* TASK DESCRIPTION *
Gather all lines in the entries that include the word "title".

(Items from a figure collection)
#####

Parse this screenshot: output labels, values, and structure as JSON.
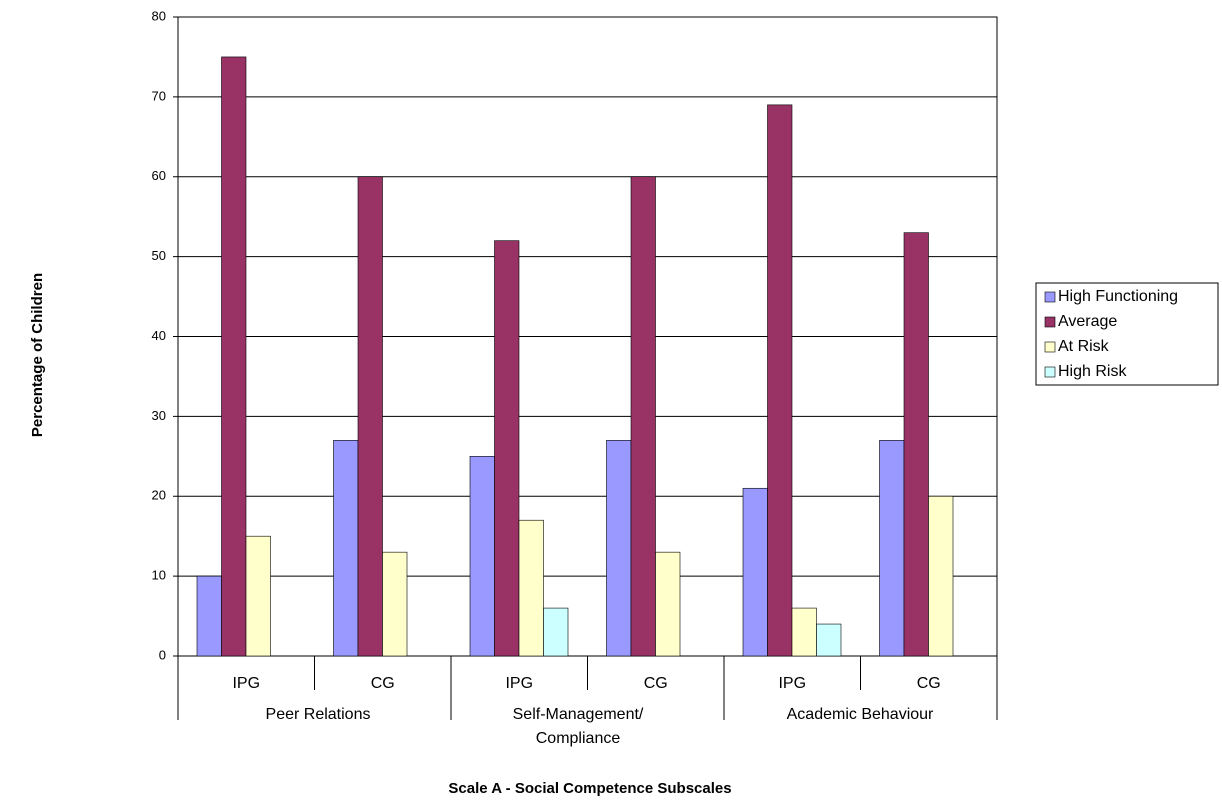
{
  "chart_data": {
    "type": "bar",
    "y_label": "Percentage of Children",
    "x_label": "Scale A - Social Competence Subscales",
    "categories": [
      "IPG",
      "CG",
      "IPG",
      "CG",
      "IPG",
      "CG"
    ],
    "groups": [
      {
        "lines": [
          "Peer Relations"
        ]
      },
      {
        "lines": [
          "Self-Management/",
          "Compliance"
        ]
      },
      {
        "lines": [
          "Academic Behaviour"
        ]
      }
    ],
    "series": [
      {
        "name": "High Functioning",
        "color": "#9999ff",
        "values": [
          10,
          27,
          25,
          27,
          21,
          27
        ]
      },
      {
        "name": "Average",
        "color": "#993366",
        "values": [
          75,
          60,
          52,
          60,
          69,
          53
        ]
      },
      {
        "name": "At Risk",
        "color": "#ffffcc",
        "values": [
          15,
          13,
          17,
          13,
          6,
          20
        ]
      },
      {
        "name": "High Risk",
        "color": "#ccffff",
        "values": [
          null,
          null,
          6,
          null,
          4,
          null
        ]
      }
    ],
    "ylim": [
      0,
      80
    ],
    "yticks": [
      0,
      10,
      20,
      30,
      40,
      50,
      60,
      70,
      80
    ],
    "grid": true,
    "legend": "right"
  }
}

#####

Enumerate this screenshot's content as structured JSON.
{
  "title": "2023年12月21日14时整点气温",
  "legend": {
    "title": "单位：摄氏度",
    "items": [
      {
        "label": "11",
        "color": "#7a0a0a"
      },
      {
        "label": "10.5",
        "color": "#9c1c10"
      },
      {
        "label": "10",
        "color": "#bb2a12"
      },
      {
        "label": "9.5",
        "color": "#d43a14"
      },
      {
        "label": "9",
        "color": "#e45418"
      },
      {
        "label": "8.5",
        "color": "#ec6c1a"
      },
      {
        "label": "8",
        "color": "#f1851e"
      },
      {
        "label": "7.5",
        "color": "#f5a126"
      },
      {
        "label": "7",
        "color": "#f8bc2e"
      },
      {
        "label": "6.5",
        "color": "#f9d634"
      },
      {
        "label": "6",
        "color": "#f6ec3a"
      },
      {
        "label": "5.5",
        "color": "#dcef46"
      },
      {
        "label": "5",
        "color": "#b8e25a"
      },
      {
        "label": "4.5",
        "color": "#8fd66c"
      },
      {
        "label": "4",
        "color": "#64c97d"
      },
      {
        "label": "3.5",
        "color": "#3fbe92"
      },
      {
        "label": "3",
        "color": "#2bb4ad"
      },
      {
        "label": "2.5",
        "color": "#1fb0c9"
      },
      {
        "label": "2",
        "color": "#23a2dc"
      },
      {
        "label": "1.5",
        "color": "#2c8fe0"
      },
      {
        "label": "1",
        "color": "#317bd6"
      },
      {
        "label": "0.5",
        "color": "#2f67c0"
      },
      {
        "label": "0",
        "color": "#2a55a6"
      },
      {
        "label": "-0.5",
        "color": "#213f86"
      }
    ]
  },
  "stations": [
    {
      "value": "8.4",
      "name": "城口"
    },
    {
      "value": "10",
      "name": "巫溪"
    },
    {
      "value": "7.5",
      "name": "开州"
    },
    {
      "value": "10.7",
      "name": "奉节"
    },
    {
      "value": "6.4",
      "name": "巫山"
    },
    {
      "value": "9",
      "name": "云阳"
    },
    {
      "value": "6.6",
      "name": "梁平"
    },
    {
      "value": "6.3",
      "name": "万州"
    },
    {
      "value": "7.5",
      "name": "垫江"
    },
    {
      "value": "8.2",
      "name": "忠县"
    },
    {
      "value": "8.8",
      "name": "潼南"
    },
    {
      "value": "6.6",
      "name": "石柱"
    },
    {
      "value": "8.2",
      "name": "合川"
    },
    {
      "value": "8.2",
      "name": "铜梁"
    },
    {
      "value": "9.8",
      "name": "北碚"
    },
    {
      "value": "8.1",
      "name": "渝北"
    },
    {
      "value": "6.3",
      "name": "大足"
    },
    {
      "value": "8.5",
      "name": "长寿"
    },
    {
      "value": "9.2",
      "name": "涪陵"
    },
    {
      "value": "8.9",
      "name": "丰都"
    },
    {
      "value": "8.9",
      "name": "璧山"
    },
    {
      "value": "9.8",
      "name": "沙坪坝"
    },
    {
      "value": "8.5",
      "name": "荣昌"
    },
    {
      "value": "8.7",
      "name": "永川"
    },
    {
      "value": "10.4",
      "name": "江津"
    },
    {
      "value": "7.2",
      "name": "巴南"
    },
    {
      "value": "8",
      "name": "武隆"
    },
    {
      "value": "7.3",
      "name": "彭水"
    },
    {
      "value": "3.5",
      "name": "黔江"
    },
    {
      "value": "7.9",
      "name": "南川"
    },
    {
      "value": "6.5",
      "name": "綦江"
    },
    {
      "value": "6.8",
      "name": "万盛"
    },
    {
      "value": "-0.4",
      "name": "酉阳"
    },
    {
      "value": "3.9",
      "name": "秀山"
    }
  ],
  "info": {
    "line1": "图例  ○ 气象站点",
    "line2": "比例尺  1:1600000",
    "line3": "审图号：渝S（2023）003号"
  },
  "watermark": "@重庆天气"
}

#####

* EXERCISE SOLUTION *
  "title": "2023年12月21日14时整点气温",
    "title": "单位：摄氏度",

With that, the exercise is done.